— BEGIN —
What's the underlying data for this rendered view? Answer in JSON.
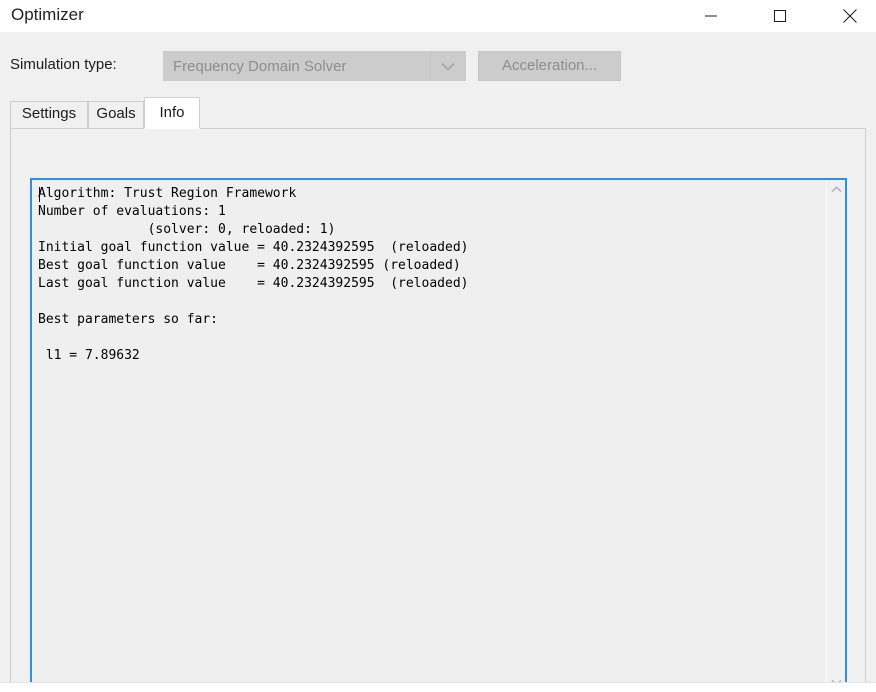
{
  "window": {
    "title": "Optimizer",
    "controls": {
      "minimize": "minimize-icon",
      "maximize": "maximize-icon",
      "close": "close-icon"
    }
  },
  "toolbar": {
    "simulation_type_label": "Simulation type:",
    "simulation_type_value": "Frequency Domain Solver",
    "simulation_type_disabled": true,
    "dropdown_icon": "chevron-down-icon",
    "acceleration_label": "Acceleration...",
    "acceleration_disabled": true
  },
  "tabs": [
    {
      "label": "Settings",
      "selected": false
    },
    {
      "label": "Goals",
      "selected": false
    },
    {
      "label": "Info",
      "selected": true
    }
  ],
  "info_panel": {
    "text": "Algorithm: Trust Region Framework\nNumber of evaluations: 1\n              (solver: 0, reloaded: 1)\nInitial goal function value = 40.2324392595  (reloaded)\nBest goal function value    = 40.2324392595 (reloaded)\nLast goal function value    = 40.2324392595  (reloaded)\n\nBest parameters so far:\n\n l1 = 7.89632",
    "lines": [
      "Algorithm: Trust Region Framework",
      "Number of evaluations: 1",
      "              (solver: 0, reloaded: 1)",
      "Initial goal function value = 40.2324392595  (reloaded)",
      "Best goal function value    = 40.2324392595 (reloaded)",
      "Last goal function value    = 40.2324392595  (reloaded)",
      "",
      "Best parameters so far:",
      "",
      " l1 = 7.89632"
    ],
    "algorithm": "Trust Region Framework",
    "number_of_evaluations": "1",
    "solver_count": "0",
    "reloaded_count": "1",
    "initial_goal_function_value": "40.2324392595",
    "best_goal_function_value": "40.2324392595",
    "last_goal_function_value": "40.2324392595",
    "best_parameters_heading": "Best parameters so far:",
    "parameters": [
      {
        "name": "l1",
        "value": "7.89632"
      }
    ],
    "scrollbar": {
      "up_icon": "chevron-up-icon",
      "down_icon": "chevron-down-icon"
    }
  },
  "colors": {
    "accent_focus_border": "#2f8fe0",
    "dialog_background": "#f0f0f0",
    "textarea_background": "#efefef",
    "disabled_control": "#cccccc",
    "disabled_text": "#8d8d8d",
    "titlebar_background": "#ffffff"
  }
}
— END —
- Exercise description
Write out every line of the data that holds the word "Region".

- The output
    "text": "Algorithm: Trust Region Framework\nNumber of evaluations: 1\n              (solver: 0, reloaded: 1)\nInitial goal function value = 40.2324392595  (reloaded)\nBest goal function value    = 40.2324392595 (reloaded)\nLast goal function value    = 40.2324392595  (reloaded)\n\nBest parameters so far:\n\n l1 = 7.89632",
      "Algorithm: Trust Region Framework",
    "algorithm": "Trust Region Framework",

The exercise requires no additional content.